[Chart and figure data]
────────────────────

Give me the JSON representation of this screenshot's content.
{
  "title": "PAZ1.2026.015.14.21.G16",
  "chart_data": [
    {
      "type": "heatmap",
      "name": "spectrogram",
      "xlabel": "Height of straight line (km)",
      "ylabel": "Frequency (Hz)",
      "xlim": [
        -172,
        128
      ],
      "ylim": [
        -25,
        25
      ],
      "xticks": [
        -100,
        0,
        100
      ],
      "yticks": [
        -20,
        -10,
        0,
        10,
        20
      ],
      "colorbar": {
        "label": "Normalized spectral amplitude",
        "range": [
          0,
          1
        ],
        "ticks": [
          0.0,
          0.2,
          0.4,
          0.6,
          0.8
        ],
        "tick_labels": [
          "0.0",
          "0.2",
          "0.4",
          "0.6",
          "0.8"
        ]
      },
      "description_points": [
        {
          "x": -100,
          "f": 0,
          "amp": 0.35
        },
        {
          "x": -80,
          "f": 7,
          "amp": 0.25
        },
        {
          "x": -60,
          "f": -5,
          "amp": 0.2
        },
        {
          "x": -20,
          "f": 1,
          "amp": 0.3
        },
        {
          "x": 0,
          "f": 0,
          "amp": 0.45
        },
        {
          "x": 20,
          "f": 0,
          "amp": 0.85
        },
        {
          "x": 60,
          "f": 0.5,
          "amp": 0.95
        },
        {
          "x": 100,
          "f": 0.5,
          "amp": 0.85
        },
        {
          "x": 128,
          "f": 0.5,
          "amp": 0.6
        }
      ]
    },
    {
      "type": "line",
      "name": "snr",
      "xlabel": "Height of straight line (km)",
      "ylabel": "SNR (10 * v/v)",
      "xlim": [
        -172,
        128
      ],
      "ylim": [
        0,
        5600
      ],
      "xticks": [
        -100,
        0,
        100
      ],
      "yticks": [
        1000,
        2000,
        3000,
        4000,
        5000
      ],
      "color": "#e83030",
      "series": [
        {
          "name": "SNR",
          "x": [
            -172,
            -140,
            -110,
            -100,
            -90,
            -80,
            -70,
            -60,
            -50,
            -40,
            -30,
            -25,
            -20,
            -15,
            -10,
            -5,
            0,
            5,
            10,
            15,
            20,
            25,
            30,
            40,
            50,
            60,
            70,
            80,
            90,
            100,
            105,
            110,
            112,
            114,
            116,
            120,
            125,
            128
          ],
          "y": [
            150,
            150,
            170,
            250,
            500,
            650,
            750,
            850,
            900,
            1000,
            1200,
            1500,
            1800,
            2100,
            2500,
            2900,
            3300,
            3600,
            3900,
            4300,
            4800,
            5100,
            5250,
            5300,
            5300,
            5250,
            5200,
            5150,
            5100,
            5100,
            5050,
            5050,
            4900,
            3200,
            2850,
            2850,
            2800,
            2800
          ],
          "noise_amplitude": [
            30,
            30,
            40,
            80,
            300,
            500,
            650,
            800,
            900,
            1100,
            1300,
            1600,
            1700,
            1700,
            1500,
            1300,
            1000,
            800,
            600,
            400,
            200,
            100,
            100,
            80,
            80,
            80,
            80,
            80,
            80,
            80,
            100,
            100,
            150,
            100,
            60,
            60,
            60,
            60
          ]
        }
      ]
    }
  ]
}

────────────────────

DIRECTIONS FOR THIS TASK:
Word for word, quote all of the data above.

OUTPUT:
Give me the JSON representation of this screenshot's content.
{
  "title": "PAZ1.2026.015.14.21.G16",
  "chart_data": [
    {
      "type": "heatmap",
      "name": "spectrogram",
      "xlabel": "Height of straight line (km)",
      "ylabel": "Frequency (Hz)",
      "xlim": [
        -172,
        128
      ],
      "ylim": [
        -25,
        25
      ],
      "xticks": [
        -100,
        0,
        100
      ],
      "yticks": [
        -20,
        -10,
        0,
        10,
        20
      ],
      "colorbar": {
        "label": "Normalized spectral amplitude",
        "range": [
          0,
          1
        ],
        "ticks": [
          0.0,
          0.2,
          0.4,
          0.6,
          0.8
        ],
        "tick_labels": [
          "0.0",
          "0.2",
          "0.4",
          "0.6",
          "0.8"
        ]
      },
      "description_points": [
        {
          "x": -100,
          "f": 0,
          "amp": 0.35
        },
        {
          "x": -80,
          "f": 7,
          "amp": 0.25
        },
        {
          "x": -60,
          "f": -5,
          "amp": 0.2
        },
        {
          "x": -20,
          "f": 1,
          "amp": 0.3
        },
        {
          "x": 0,
          "f": 0,
          "amp": 0.45
        },
        {
          "x": 20,
          "f": 0,
          "amp": 0.85
        },
        {
          "x": 60,
          "f": 0.5,
          "amp": 0.95
        },
        {
          "x": 100,
          "f": 0.5,
          "amp": 0.85
        },
        {
          "x": 128,
          "f": 0.5,
          "amp": 0.6
        }
      ]
    },
    {
      "type": "line",
      "name": "snr",
      "xlabel": "Height of straight line (km)",
      "ylabel": "SNR (10 * v/v)",
      "xlim": [
        -172,
        128
      ],
      "ylim": [
        0,
        5600
      ],
      "xticks": [
        -100,
        0,
        100
      ],
      "yticks": [
        1000,
        2000,
        3000,
        4000,
        5000
      ],
      "color": "#e83030",
      "series": [
        {
          "name": "SNR",
          "x": [
            -172,
            -140,
            -110,
            -100,
            -90,
            -80,
            -70,
            -60,
            -50,
            -40,
            -30,
            -25,
            -20,
            -15,
            -10,
            -5,
            0,
            5,
            10,
            15,
            20,
            25,
            30,
            40,
            50,
            60,
            70,
            80,
            90,
            100,
            105,
            110,
            112,
            114,
            116,
            120,
            125,
            128
          ],
          "y": [
            150,
            150,
            170,
            250,
            500,
            650,
            750,
            850,
            900,
            1000,
            1200,
            1500,
            1800,
            2100,
            2500,
            2900,
            3300,
            3600,
            3900,
            4300,
            4800,
            5100,
            5250,
            5300,
            5300,
            5250,
            5200,
            5150,
            5100,
            5100,
            5050,
            5050,
            4900,
            3200,
            2850,
            2850,
            2800,
            2800
          ],
          "noise_amplitude": [
            30,
            30,
            40,
            80,
            300,
            500,
            650,
            800,
            900,
            1100,
            1300,
            1600,
            1700,
            1700,
            1500,
            1300,
            1000,
            800,
            600,
            400,
            200,
            100,
            100,
            80,
            80,
            80,
            80,
            80,
            80,
            80,
            100,
            100,
            150,
            100,
            60,
            60,
            60,
            60
          ]
        }
      ]
    }
  ]
}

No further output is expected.